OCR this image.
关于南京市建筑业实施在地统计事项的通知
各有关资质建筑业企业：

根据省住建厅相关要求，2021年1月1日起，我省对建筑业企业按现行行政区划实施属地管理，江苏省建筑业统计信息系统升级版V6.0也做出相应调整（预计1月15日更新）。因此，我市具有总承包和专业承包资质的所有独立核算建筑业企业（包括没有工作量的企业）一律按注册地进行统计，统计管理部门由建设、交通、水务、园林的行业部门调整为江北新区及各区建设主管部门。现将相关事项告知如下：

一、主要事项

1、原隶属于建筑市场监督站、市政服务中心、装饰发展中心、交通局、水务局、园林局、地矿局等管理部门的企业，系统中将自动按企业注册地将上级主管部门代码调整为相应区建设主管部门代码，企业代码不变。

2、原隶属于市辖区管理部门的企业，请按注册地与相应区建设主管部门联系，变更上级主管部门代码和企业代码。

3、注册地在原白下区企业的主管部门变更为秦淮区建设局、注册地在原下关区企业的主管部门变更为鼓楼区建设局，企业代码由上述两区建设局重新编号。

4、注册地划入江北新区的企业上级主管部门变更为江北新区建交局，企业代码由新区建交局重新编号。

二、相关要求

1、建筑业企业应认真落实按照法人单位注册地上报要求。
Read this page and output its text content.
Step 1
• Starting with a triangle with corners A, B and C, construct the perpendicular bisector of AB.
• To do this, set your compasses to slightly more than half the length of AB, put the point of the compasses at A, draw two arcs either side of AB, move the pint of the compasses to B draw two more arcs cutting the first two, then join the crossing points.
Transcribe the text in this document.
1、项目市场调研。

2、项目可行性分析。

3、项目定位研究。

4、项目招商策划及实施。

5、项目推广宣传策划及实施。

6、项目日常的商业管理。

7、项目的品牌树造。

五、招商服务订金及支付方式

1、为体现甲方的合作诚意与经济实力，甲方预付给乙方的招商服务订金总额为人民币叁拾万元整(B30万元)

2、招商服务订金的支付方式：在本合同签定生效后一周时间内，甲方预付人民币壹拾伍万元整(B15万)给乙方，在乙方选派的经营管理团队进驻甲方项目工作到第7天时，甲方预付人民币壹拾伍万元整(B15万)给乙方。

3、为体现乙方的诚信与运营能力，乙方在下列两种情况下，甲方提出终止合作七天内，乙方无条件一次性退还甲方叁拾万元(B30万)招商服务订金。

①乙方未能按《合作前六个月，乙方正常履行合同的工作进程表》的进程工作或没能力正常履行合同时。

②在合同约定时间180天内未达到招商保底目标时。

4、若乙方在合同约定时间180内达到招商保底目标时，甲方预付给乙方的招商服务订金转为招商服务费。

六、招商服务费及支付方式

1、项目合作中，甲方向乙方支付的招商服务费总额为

· · · ·

▸ TASK INSTRUCTIONS:
Above are some records; repeat all of them exactly.

▸ FINAL RESULT:
OCR this image.
关于南京市建筑业实施在地统计事项的通知
各有关资质建筑业企业：

根据省住建厅相关要求，2021年1月1日起，我省对建筑业企业按现行行政区划实施属地管理，江苏省建筑业统计信息系统升级版V6.0也做出相应调整（预计1月15日更新）。因此，我市具有总承包和专业承包资质的所有独立核算建筑业企业（包括没有工作量的企业）一律按注册地进行统计，统计管理部门由建设、交通、水务、园林的行业部门调整为江北新区及各区建设主管部门。现将相关事项告知如下：

一、主要事项

1、原隶属于建筑市场监督站、市政服务中心、装饰发展中心、交通局、水务局、园林局、地矿局等管理部门的企业，系统中将自动按企业注册地将上级主管部门代码调整为相应区建设主管部门代码，企业代码不变。

2、原隶属于市辖区管理部门的企业，请按注册地与相应区建设主管部门联系，变更上级主管部门代码和企业代码。

3、注册地在原白下区企业的主管部门变更为秦淮区建设局、注册地在原下关区企业的主管部门变更为鼓楼区建设局，企业代码由上述两区建设局重新编号。

4、注册地划入江北新区的企业上级主管部门变更为江北新区建交局，企业代码由新区建交局重新编号。

二、相关要求

1、建筑业企业应认真落实按照法人单位注册地上报要求。
Read this page and output its text content.
Step 1
• Starting with a triangle with corners A, B and C, construct the perpendicular bisector of AB.
• To do this, set your compasses to slightly more than half the length of AB, put the point of the compasses at A, draw two arcs either side of AB, move the pint of the compasses to B draw two more arcs cutting the first two, then join the crossing points.
Transcribe the text in this document.
1、项目市场调研。

2、项目可行性分析。

3、项目定位研究。

4、项目招商策划及实施。

5、项目推广宣传策划及实施。

6、项目日常的商业管理。

7、项目的品牌树造。

五、招商服务订金及支付方式

1、为体现甲方的合作诚意与经济实力，甲方预付给乙方的招商服务订金总额为人民币叁拾万元整(B30万元)

2、招商服务订金的支付方式：在本合同签定生效后一周时间内，甲方预付人民币壹拾伍万元整(B15万)给乙方，在乙方选派的经营管理团队进驻甲方项目工作到第7天时，甲方预付人民币壹拾伍万元整(B15万)给乙方。

3、为体现乙方的诚信与运营能力，乙方在下列两种情况下，甲方提出终止合作七天内，乙方无条件一次性退还甲方叁拾万元(B30万)招商服务订金。

①乙方未能按《合作前六个月，乙方正常履行合同的工作进程表》的进程工作或没能力正常履行合同时。

②在合同约定时间180天内未达到招商保底目标时。

4、若乙方在合同约定时间180内达到招商保底目标时，甲方预付给乙方的招商服务订金转为招商服务费。

六、招商服务费及支付方式

1、项目合作中，甲方向乙方支付的招商服务费总额为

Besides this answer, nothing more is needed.